Every line of the data that contains the string "title" must be copied.
++++++
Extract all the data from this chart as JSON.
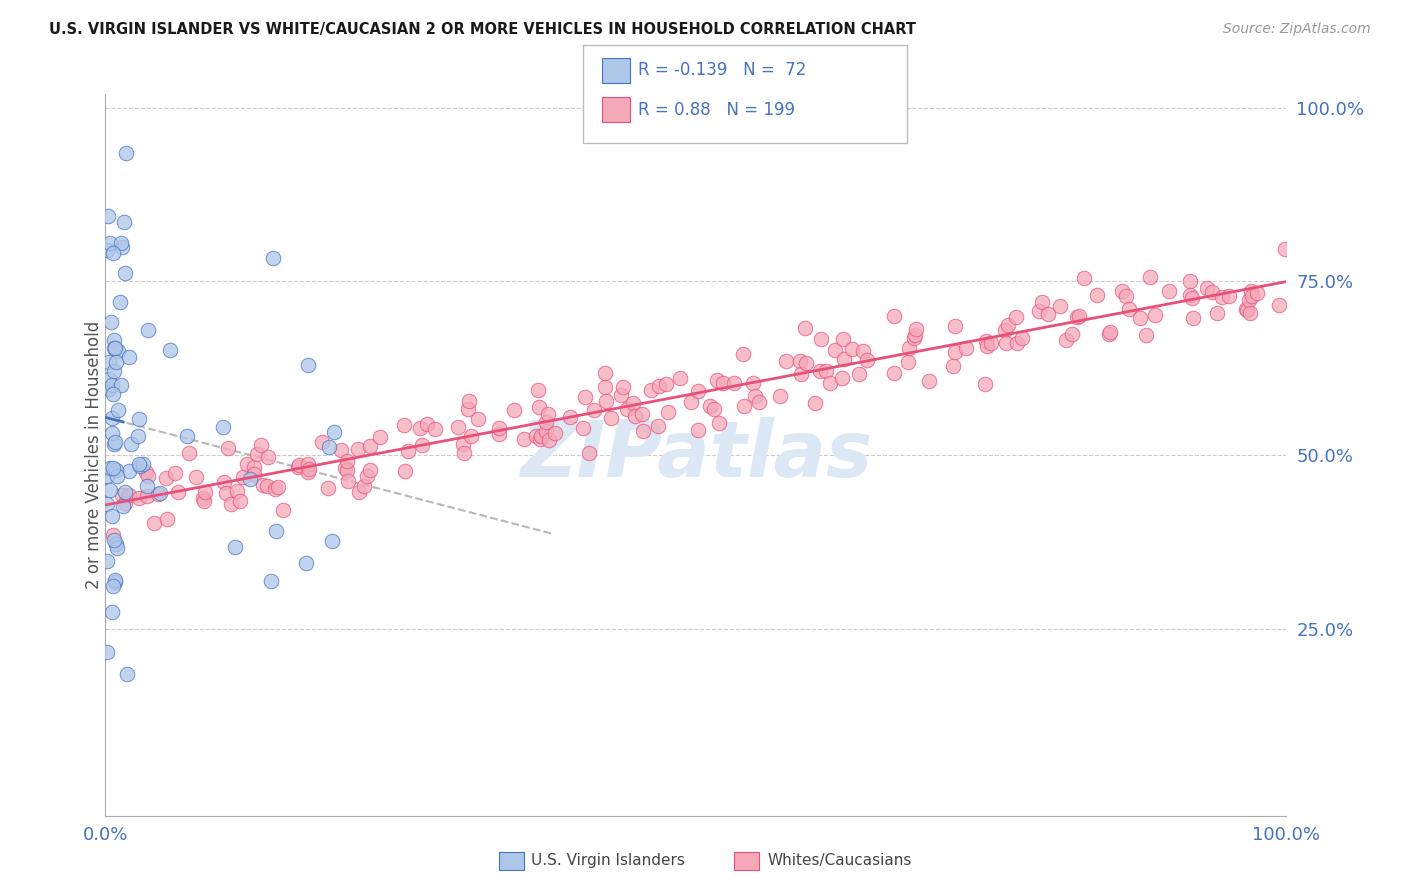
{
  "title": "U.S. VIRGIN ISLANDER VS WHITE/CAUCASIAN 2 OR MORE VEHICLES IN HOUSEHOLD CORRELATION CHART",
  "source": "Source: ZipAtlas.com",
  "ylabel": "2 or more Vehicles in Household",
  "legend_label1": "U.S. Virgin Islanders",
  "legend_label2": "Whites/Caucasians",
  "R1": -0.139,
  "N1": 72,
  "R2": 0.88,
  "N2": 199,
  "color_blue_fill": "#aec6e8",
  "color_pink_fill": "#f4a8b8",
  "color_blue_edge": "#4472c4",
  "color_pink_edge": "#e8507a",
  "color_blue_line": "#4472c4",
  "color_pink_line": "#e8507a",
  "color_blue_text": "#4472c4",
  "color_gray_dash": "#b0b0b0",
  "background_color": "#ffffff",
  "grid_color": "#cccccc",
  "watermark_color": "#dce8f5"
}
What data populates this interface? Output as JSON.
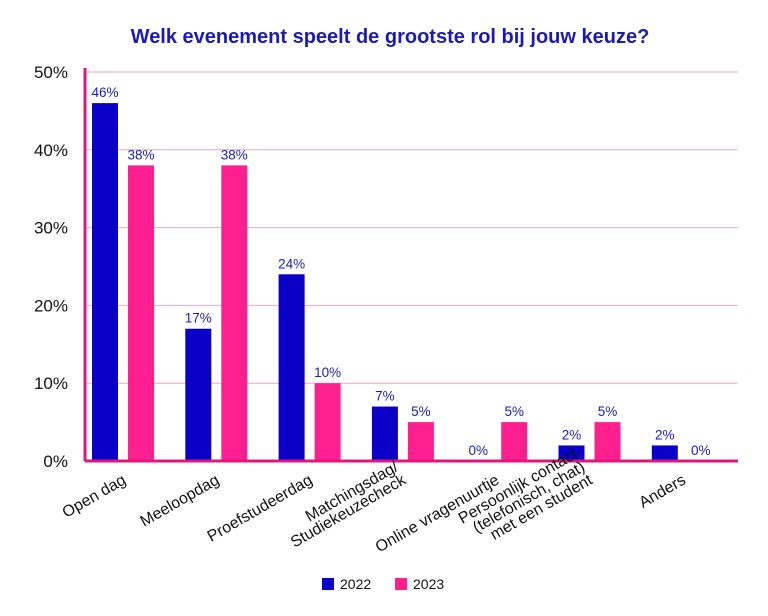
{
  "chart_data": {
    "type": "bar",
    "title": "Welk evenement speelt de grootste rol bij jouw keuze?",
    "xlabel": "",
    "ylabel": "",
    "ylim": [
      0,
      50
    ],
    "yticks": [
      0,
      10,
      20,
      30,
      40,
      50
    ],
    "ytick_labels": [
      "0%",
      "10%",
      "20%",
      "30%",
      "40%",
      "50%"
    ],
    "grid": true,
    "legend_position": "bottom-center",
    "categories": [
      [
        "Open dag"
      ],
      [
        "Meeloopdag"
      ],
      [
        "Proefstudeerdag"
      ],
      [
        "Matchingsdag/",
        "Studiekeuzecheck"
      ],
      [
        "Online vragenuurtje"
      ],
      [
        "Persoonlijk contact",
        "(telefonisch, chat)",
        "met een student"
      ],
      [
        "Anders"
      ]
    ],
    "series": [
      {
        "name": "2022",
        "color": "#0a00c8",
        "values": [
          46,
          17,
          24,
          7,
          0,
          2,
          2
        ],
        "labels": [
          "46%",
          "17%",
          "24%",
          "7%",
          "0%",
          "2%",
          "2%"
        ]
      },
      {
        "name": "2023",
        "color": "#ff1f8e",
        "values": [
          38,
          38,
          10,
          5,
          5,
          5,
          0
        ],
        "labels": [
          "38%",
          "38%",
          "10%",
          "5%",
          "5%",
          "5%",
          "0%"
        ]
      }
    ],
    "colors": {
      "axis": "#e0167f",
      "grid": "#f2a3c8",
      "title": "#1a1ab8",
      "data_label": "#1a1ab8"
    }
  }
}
++++++
| Finished task |
  "title": "U.S. VIRGIN ISLANDER VS WHITE/CAUCASIAN 2 OR MORE VEHICLES IN HOUSEHOLD CORRELATION CHART",
    "title": "Welk evenement speelt de grootste rol bij jouw keuze?",
      "title": "#1a1ab8",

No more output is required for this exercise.